To be done: Keep the wording of each record exactly the same when you repeat it, and leave out pictures.

Data for this exercise:
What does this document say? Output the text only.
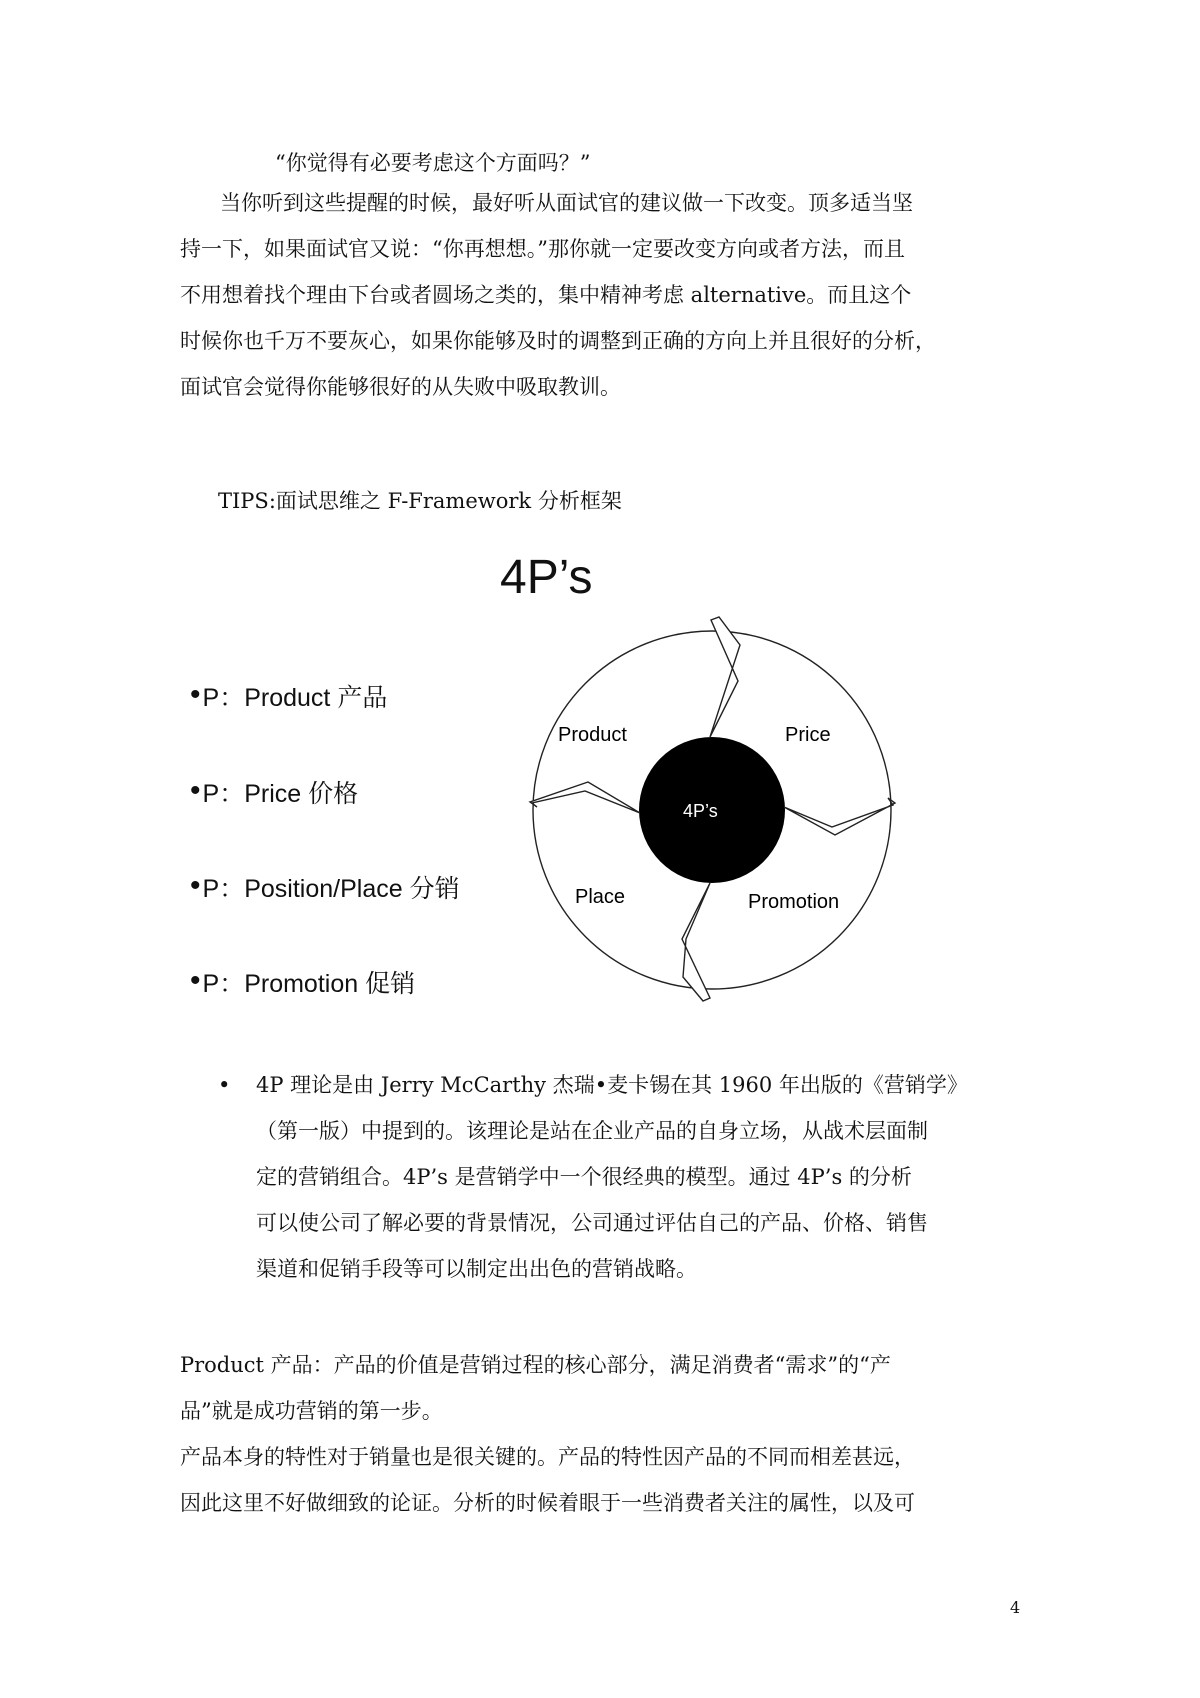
“你觉得有必要考虑这个方面吗？”
当你听到这些提醒的时候，最好听从面试官的建议做一下改变。顶多适当坚
持一下，如果面试官又说：“你再想想。”那你就一定要改变方向或者方法，而且
不用想着找个理由下台或者圆场之类的，集中精神考虑 alternative。而且这个
时候你也千万不要灰心，如果你能够及时的调整到正确的方向上并且很好的分析，
面试官会觉得你能够很好的从失败中吸取教训。
TIPS:面试思维之 F-Framework 分析框架
4P’s
•P：Product 产品
•P：Price 价格
•P：Position/Place 分销
•P：Promotion 促销
Product	Price
Place	Promotion
4P’s
•	4P 理论是由 Jerry McCarthy 杰瑞•麦卡锡在其 1960 年出版的《营销学》
（第一版）中提到的。该理论是站在企业产品的自身立场，从战术层面制
定的营销组合。4P’s 是营销学中一个很经典的模型。通过 4P’s 的分析
可以使公司了解必要的背景情况，公司通过评估自己的产品、价格、销售
渠道和促销手段等可以制定出出色的营销战略。
Product 产品：产品的价值是营销过程的核心部分，满足消费者“需求”的“产
品”就是成功营销的第一步。
产品本身的特性对于销量也是很关键的。产品的特性因产品的不同而相差甚远，
因此这里不好做细致的论证。分析的时候着眼于一些消费者关注的属性，以及可
4
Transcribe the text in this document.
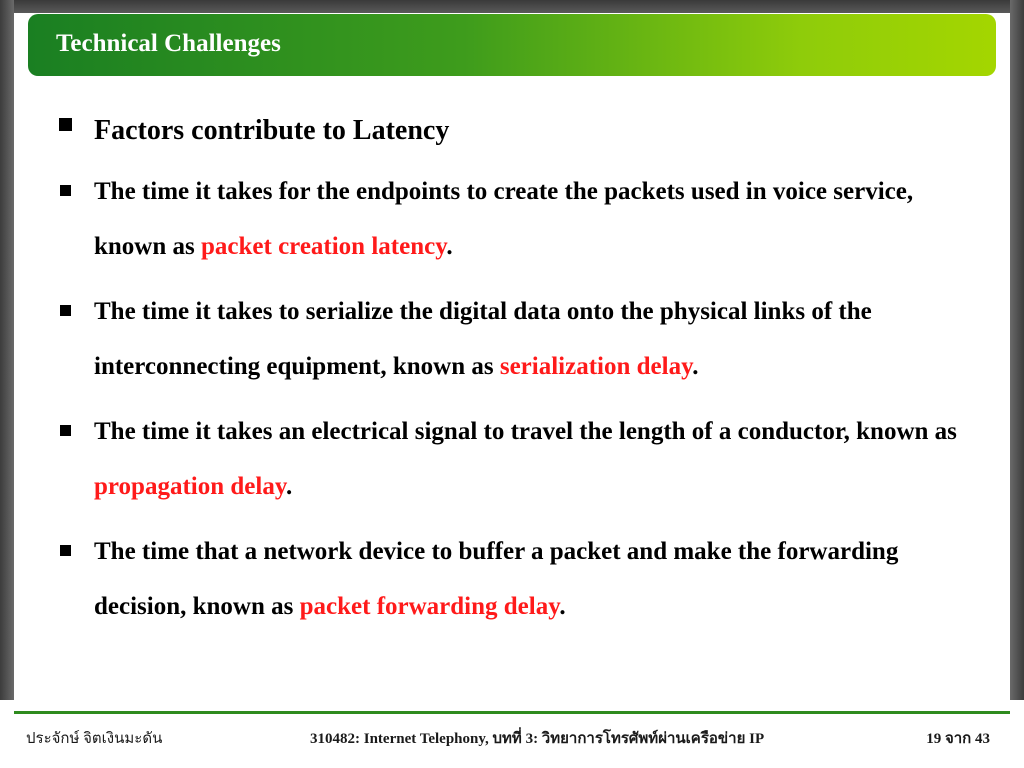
Technical Challenges
Factors contribute to Latency
The time it takes for the endpoints to create the packets used in voice service, known as packet creation latency.
The time it takes to serialize the digital data onto the physical links of the interconnecting equipment, known as serialization delay.
The time it takes an electrical signal to travel the length of a conductor, known as propagation delay.
The time that a network device to buffer a packet and make the forwarding decision, known as packet forwarding delay.
ประจักษ์ จิตเงินมะดัน	310482: Internet Telephony, บทที่ 3: วิทยาการโทรศัพท์ผ่านเครือข่าย IP	19 จาก 43
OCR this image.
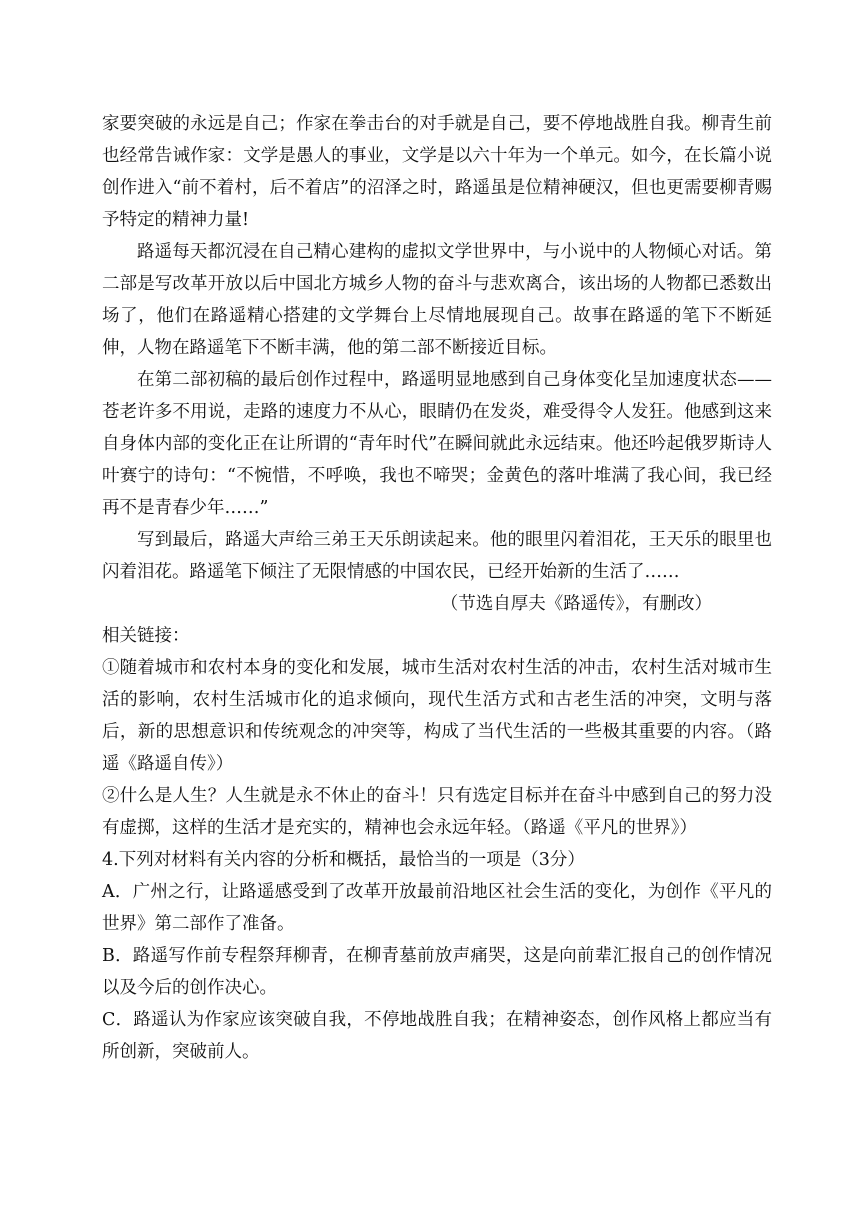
家要突破的永远是自己；作家在拳击台的对手就是自己，要不停地战胜自我。柳青生前也经常告诫作家：文学是愚人的事业，文学是以六十年为一个单元。如今，在长篇小说创作进入“前不着村，后不着店”的沼泽之时，路遥虽是位精神硬汉，但也更需要柳青赐予特定的精神力量!

路遥每天都沉浸在自己精心建构的虚拟文学世界中，与小说中的人物倾心对话。第二部是写改革开放以后中国北方城乡人物的奋斗与悲欢离合，该出场的人物都已悉数出场了，他们在路遥精心搭建的文学舞台上尽情地展现自己。故事在路遥的笔下不断延伸，人物在路遥笔下不断丰满，他的第二部不断接近目标。

在第二部初稿的最后创作过程中，路遥明显地感到自己身体变化呈加速度状态——苍老许多不用说，走路的速度力不从心，眼睛仍在发炎，难受得令人发狂。他感到这来自身体内部的变化正在让所谓的“青年时代”在瞬间就此永远结束。他还吟起俄罗斯诗人叶赛宁的诗句：“不惋惜，不呼唤，我也不啼哭；金黄色的落叶堆满了我心间，我已经再不是青春少年……”

写到最后，路遥大声给三弟王天乐朗读起来。他的眼里闪着泪花，王天乐的眼里也闪着泪花。路遥笔下倾注了无限情感的中国农民，已经开始新的生活了……

（节选自厚夫《路遥传》，有删改）

相关链接：

①随着城市和农村本身的变化和发展，城市生活对农村生活的冲击，农村生活对城市生活的影响，农村生活城市化的追求倾向，现代生活方式和古老生活的冲突，文明与落后，新的思想意识和传统观念的冲突等，构成了当代生活的一些极其重要的内容。（路遥《路遥自传》）

②什么是人生？人生就是永不休止的奋斗！只有选定目标并在奋斗中感到自己的努力没有虚掷，这样的生活才是充实的，精神也会永远年轻。（路遥《平凡的世界》）

4.下列对材料有关内容的分析和概括，最恰当的一项是（3分）

A．广州之行，让路遥感受到了改革开放最前沿地区社会生活的变化，为创作《平凡的世界》第二部作了准备。

B．路遥写作前专程祭拜柳青，在柳青墓前放声痛哭，这是向前辈汇报自己的创作情况以及今后的创作决心。

C．路遥认为作家应该突破自我，不停地战胜自我；在精神姿态，创作风格上都应当有所创新，突破前人。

Answer to this exercise:
What does this document say? Output the text only.
“你觉得有必要考虑这个方面吗？”
当你听到这些提醒的时候，最好听从面试官的建议做一下改变。顶多适当坚
持一下，如果面试官又说：“你再想想。”那你就一定要改变方向或者方法，而且
不用想着找个理由下台或者圆场之类的，集中精神考虑 alternative。而且这个
时候你也千万不要灰心，如果你能够及时的调整到正确的方向上并且很好的分析，
面试官会觉得你能够很好的从失败中吸取教训。
TIPS:面试思维之 F-Framework 分析框架
4P’s
•P：Product 产品
•P：Price 价格
•P：Position/Place 分销
•P：Promotion 促销
Product	Price
Place	Promotion
4P’s
•	4P 理论是由 Jerry McCarthy 杰瑞•麦卡锡在其 1960 年出版的《营销学》
（第一版）中提到的。该理论是站在企业产品的自身立场，从战术层面制
定的营销组合。4P’s 是营销学中一个很经典的模型。通过 4P’s 的分析
可以使公司了解必要的背景情况，公司通过评估自己的产品、价格、销售
渠道和促销手段等可以制定出出色的营销战略。
Product 产品：产品的价值是营销过程的核心部分，满足消费者“需求”的“产
品”就是成功营销的第一步。
产品本身的特性对于销量也是很关键的。产品的特性因产品的不同而相差甚远，
因此这里不好做细致的论证。分析的时候着眼于一些消费者关注的属性，以及可
4
Transcribe the text in this document.
Technical Challenges
Factors contribute to Latency
The time it takes for the endpoints to create the packets used in voice service, known as packet creation latency.
The time it takes to serialize the digital data onto the physical links of the interconnecting equipment, known as serialization delay.
The time it takes an electrical signal to travel the length of a conductor, known as propagation delay.
The time that a network device to buffer a packet and make the forwarding decision, known as packet forwarding delay.
ประจักษ์ จิตเงินมะดัน	310482: Internet Telephony, บทที่ 3: วิทยาการโทรศัพท์ผ่านเครือข่าย IP	19 จาก 43
OCR this image.
家要突破的永远是自己；作家在拳击台的对手就是自己，要不停地战胜自我。柳青生前也经常告诫作家：文学是愚人的事业，文学是以六十年为一个单元。如今，在长篇小说创作进入“前不着村，后不着店”的沼泽之时，路遥虽是位精神硬汉，但也更需要柳青赐予特定的精神力量!

路遥每天都沉浸在自己精心建构的虚拟文学世界中，与小说中的人物倾心对话。第二部是写改革开放以后中国北方城乡人物的奋斗与悲欢离合，该出场的人物都已悉数出场了，他们在路遥精心搭建的文学舞台上尽情地展现自己。故事在路遥的笔下不断延伸，人物在路遥笔下不断丰满，他的第二部不断接近目标。

在第二部初稿的最后创作过程中，路遥明显地感到自己身体变化呈加速度状态——苍老许多不用说，走路的速度力不从心，眼睛仍在发炎，难受得令人发狂。他感到这来自身体内部的变化正在让所谓的“青年时代”在瞬间就此永远结束。他还吟起俄罗斯诗人叶赛宁的诗句：“不惋惜，不呼唤，我也不啼哭；金黄色的落叶堆满了我心间，我已经再不是青春少年……”

写到最后，路遥大声给三弟王天乐朗读起来。他的眼里闪着泪花，王天乐的眼里也闪着泪花。路遥笔下倾注了无限情感的中国农民，已经开始新的生活了……

（节选自厚夫《路遥传》，有删改）

相关链接：

①随着城市和农村本身的变化和发展，城市生活对农村生活的冲击，农村生活对城市生活的影响，农村生活城市化的追求倾向，现代生活方式和古老生活的冲突，文明与落后，新的思想意识和传统观念的冲突等，构成了当代生活的一些极其重要的内容。（路遥《路遥自传》）

②什么是人生？人生就是永不休止的奋斗！只有选定目标并在奋斗中感到自己的努力没有虚掷，这样的生活才是充实的，精神也会永远年轻。（路遥《平凡的世界》）

4.下列对材料有关内容的分析和概括，最恰当的一项是（3分）

A．广州之行，让路遥感受到了改革开放最前沿地区社会生活的变化，为创作《平凡的世界》第二部作了准备。

B．路遥写作前专程祭拜柳青，在柳青墓前放声痛哭，这是向前辈汇报自己的创作情况以及今后的创作决心。

C．路遥认为作家应该突破自我，不停地战胜自我；在精神姿态，创作风格上都应当有所创新，突破前人。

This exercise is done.